■ **Goal**: Could you copy every line from the material below in which "JSON" appears?

■ **Input records**:
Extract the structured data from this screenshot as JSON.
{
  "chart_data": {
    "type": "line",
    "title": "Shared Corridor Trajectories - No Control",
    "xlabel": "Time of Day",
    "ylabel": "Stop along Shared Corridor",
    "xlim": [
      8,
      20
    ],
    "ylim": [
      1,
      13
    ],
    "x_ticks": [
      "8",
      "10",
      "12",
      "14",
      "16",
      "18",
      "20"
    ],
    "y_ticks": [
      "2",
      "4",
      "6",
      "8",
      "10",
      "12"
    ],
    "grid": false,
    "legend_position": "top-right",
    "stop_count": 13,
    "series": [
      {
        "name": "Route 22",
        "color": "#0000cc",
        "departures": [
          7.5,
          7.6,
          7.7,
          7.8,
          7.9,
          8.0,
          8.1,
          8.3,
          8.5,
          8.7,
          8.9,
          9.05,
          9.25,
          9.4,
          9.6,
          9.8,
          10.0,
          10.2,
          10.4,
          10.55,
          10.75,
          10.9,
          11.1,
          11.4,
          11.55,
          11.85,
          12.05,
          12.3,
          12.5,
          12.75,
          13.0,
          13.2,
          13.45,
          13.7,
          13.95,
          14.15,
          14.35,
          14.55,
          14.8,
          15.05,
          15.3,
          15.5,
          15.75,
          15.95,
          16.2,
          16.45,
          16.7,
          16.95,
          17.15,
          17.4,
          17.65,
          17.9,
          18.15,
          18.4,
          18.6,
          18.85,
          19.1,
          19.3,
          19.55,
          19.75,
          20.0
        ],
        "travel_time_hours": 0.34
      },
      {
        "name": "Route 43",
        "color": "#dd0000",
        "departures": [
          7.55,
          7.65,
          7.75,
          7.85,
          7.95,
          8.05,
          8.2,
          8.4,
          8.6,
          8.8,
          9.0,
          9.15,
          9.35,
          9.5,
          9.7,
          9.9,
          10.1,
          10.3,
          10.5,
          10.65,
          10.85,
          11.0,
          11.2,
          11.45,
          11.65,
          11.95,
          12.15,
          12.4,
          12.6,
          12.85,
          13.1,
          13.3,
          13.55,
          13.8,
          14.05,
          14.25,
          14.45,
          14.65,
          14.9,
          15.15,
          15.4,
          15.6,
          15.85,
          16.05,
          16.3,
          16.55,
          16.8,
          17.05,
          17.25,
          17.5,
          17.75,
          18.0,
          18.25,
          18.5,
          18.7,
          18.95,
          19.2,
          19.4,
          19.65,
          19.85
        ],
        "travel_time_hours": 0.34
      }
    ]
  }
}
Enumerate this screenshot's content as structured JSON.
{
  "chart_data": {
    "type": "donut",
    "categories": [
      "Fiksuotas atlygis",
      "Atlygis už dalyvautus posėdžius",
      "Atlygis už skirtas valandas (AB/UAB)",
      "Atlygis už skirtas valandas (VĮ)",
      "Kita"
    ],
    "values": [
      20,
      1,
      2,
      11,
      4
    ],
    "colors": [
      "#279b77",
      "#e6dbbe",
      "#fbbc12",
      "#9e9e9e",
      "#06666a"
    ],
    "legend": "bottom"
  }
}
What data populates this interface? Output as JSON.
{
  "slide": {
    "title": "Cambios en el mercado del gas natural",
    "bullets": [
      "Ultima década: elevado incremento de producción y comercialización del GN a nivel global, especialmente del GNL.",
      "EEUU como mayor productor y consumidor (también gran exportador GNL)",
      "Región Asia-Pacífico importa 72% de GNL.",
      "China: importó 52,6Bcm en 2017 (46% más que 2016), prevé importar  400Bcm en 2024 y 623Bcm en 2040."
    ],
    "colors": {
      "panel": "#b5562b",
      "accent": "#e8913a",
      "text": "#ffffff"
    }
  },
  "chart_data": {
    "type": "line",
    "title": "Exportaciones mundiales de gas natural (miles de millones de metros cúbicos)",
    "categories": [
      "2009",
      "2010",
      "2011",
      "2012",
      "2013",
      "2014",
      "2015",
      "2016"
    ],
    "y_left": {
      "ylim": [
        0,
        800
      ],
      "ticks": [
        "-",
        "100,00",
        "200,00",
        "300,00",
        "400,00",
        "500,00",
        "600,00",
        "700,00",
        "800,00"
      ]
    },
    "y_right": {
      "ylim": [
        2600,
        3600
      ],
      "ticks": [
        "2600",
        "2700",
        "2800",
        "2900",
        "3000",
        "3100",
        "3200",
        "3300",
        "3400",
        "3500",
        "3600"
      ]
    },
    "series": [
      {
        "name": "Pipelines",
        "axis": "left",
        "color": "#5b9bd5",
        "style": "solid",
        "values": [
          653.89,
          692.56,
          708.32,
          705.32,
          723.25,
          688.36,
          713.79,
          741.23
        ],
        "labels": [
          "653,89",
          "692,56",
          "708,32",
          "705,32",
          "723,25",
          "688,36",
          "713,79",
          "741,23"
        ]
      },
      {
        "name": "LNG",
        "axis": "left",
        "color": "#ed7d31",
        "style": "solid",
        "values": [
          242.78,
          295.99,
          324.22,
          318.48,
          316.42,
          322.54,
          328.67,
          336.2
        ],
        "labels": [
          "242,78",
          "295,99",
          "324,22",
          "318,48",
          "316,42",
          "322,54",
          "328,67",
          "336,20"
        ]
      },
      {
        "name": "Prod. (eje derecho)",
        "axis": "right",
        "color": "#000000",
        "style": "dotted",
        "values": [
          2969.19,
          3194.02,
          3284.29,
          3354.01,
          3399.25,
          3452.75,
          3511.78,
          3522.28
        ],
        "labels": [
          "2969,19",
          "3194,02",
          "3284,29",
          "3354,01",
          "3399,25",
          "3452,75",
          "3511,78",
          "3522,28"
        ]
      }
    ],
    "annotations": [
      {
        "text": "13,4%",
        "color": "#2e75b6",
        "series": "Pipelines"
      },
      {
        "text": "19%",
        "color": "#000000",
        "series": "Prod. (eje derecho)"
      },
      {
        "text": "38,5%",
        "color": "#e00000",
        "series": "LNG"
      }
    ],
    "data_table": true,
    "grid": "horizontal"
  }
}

■ **Task output**:
Extract the structured data from this screenshot as JSON.
Enumerate this screenshot's content as structured JSON.
What data populates this interface? Output as JSON.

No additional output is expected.